Extracted records
★ ★ ★ ★ ★

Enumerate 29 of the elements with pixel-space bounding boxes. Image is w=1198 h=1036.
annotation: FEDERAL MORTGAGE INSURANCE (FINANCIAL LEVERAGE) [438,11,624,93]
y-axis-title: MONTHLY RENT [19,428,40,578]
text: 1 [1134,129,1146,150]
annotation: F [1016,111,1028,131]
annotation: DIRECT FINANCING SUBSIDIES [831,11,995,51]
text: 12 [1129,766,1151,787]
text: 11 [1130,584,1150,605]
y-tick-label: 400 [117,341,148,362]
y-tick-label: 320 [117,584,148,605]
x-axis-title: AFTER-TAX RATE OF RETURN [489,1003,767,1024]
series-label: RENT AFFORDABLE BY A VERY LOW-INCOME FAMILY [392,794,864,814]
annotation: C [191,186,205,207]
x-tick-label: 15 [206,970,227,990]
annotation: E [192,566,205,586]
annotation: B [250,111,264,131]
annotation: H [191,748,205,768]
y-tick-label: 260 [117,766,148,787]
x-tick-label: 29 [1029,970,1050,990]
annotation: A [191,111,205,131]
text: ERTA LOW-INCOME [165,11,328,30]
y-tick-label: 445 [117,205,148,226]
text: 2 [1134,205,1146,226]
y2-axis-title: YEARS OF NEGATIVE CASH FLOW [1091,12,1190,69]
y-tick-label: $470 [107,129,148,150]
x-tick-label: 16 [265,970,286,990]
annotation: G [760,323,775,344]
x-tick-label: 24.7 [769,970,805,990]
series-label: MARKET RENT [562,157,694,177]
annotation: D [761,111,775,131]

★ ★ ★ ★ ★

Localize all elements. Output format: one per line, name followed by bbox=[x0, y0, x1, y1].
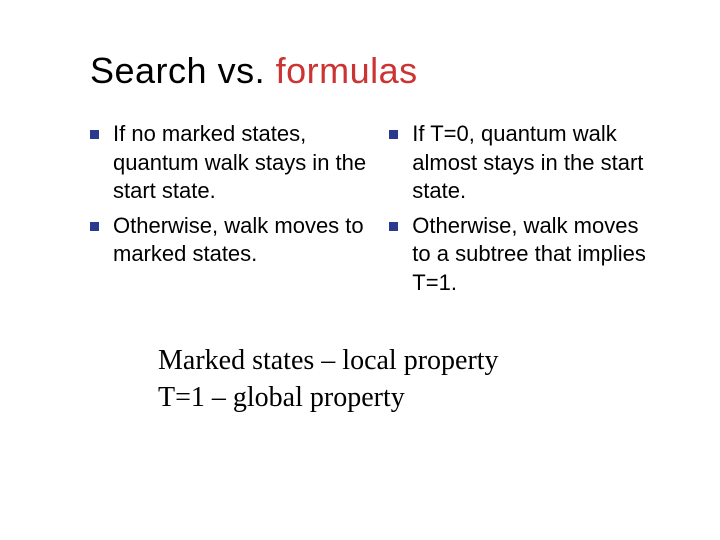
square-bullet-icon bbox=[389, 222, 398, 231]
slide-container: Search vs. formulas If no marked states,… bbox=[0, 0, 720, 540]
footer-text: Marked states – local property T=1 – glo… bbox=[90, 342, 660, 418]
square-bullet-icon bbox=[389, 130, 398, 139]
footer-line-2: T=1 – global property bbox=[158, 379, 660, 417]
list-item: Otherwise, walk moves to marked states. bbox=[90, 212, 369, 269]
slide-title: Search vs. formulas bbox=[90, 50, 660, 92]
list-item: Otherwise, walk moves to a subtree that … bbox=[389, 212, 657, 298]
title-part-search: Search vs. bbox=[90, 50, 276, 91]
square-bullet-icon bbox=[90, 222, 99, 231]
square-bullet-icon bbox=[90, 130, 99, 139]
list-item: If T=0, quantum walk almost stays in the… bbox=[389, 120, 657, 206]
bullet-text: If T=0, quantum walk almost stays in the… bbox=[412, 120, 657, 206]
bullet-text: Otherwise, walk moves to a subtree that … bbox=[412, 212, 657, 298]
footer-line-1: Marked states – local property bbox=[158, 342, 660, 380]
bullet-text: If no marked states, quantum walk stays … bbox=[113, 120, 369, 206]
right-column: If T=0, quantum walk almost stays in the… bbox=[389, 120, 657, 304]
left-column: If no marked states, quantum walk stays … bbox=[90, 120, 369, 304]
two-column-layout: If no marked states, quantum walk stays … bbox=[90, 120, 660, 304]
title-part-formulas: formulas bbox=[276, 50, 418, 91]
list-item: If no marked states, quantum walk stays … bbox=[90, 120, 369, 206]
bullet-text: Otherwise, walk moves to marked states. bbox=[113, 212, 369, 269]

★ ★ ★ ★ ★

## Exercise prompt
Could you return the items above, exactly as they appear, from the line that contains "Enumerate 29 of" through the line that contains "annotation: E [192,566,205,586]", both included?

## Solution
Enumerate 29 of the elements with pixel-space bounding boxes. Image is w=1198 h=1036.
annotation: FEDERAL MORTGAGE INSURANCE (FINANCIAL LEVERAGE) [438,11,624,93]
y-axis-title: MONTHLY RENT [19,428,40,578]
text: 1 [1134,129,1146,150]
annotation: F [1016,111,1028,131]
annotation: DIRECT FINANCING SUBSIDIES [831,11,995,51]
text: 12 [1129,766,1151,787]
text: 11 [1130,584,1150,605]
y-tick-label: 400 [117,341,148,362]
y-tick-label: 320 [117,584,148,605]
x-axis-title: AFTER-TAX RATE OF RETURN [489,1003,767,1024]
series-label: RENT AFFORDABLE BY A VERY LOW-INCOME FAMILY [392,794,864,814]
annotation: C [191,186,205,207]
x-tick-label: 15 [206,970,227,990]
annotation: E [192,566,205,586]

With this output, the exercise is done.